===== GIVEN ENTRIES =====
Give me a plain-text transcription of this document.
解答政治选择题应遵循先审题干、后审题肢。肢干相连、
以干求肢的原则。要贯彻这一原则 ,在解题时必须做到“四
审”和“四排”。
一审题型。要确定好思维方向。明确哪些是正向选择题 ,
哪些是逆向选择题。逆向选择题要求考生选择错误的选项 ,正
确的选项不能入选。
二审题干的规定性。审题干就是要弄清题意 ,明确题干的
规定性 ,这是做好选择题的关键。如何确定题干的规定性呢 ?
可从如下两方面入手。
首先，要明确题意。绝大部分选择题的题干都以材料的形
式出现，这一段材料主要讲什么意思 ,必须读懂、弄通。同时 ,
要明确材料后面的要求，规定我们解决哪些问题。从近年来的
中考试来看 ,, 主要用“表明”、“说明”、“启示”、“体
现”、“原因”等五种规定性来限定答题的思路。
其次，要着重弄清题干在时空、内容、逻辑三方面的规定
=====
## SET EXERCISE
Print all of the entries again, exactly as written.

## TASK OUTPUT
Give me a plain-text transcription of this document.
解答政治选择题应遵循先审题干、后审题肢。肢干相连、
以干求肢的原则。要贯彻这一原则 ,在解题时必须做到“四
审”和“四排”。
一审题型。要确定好思维方向。明确哪些是正向选择题 ,
哪些是逆向选择题。逆向选择题要求考生选择错误的选项 ,正
确的选项不能入选。
二审题干的规定性。审题干就是要弄清题意 ,明确题干的
规定性 ,这是做好选择题的关键。如何确定题干的规定性呢 ?
可从如下两方面入手。
首先，要明确题意。绝大部分选择题的题干都以材料的形
式出现，这一段材料主要讲什么意思 ,必须读懂、弄通。同时 ,
要明确材料后面的要求，规定我们解决哪些问题。从近年来的
中考试来看 ,, 主要用“表明”、“说明”、“启示”、“体
现”、“原因”等五种规定性来限定答题的思路。
其次，要着重弄清题干在时空、内容、逻辑三方面的规定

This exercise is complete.